## WRITTEN EXERCISE
Give only the number of lines in the records below that contain the word "中国青年报".

— start of RECORDS SUPPLIED —

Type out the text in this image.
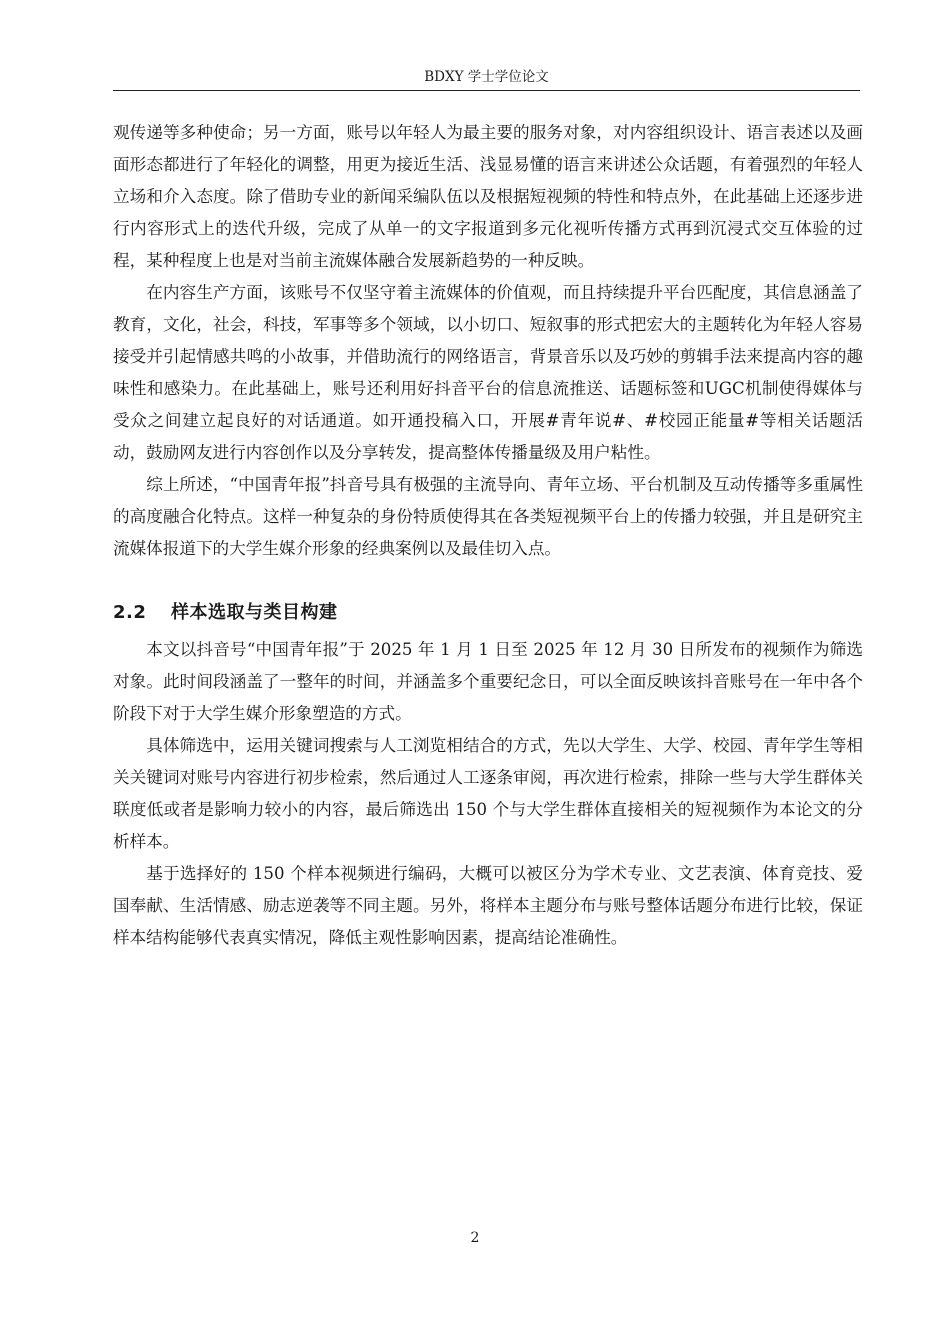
BDXY 学士学位论文

观传递等多种使命；另一方面，账号以年轻人为最主要的服务对象，对内容组织设计、语言表述以及画面形态都进行了年轻化的调整，用更为接近生活、浅显易懂的语言来讲述公众话题，有着强烈的年轻人立场和介入态度。除了借助专业的新闻采编队伍以及根据短视频的特性和特点外，在此基础上还逐步进行内容形式上的迭代升级，完成了从单一的文字报道到多元化视听传播方式再到沉浸式交互体验的过程，某种程度上也是对当前主流媒体融合发展新趋势的一种反映。

在内容生产方面，该账号不仅坚守着主流媒体的价值观，而且持续提升平台匹配度，其信息涵盖了教育，文化，社会，科技，军事等多个领域，以小切口、短叙事的形式把宏大的主题转化为年轻人容易接受并引起情感共鸣的小故事，并借助流行的网络语言，背景音乐以及巧妙的剪辑手法来提高内容的趣味性和感染力。在此基础上，账号还利用好抖音平台的信息流推送、话题标签和UGC机制使得媒体与受众之间建立起良好的对话通道。如开通投稿入口，开展#青年说#、#校园正能量#等相关话题活动，鼓励网友进行内容创作以及分享转发，提高整体传播量级及用户粘性。

综上所述，“中国青年报”抖音号具有极强的主流导向、青年立场、平台机制及互动传播等多重属性的高度融合化特点。这样一种复杂的身份特质使得其在各类短视频平台上的传播力较强，并且是研究主流媒体报道下的大学生媒介形象的经典案例以及最佳切入点。

2.2 样本选取与类目构建

本文以抖音号“中国青年报”于 2025 年 1 月 1 日至 2025 年 12 月 30 日所发布的视频作为筛选对象。此时间段涵盖了一整年的时间，并涵盖多个重要纪念日，可以全面反映该抖音账号在一年中各个阶段下对于大学生媒介形象塑造的方式。

具体筛选中，运用关键词搜索与人工浏览相结合的方式，先以大学生、大学、校园、青年学生等相关关键词对账号内容进行初步检索，然后通过人工逐条审阅，再次进行检索，排除一些与大学生群体关联度低或者是影响力较小的内容，最后筛选出 150 个与大学生群体直接相关的短视频作为本论文的分析样本。

基于选择好的 150 个样本视频进行编码，大概可以被区分为学术专业、文艺表演、体育竞技、爱国奉献、生活情感、励志逆袭等不同主题。另外，将样本主题分布与账号整体话题分布进行比较，保证样本结构能够代表真实情况，降低主观性影响因素，提高结论准确性。

2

— end of RECORDS SUPPLIED —

## WRITTEN RESPONSE
2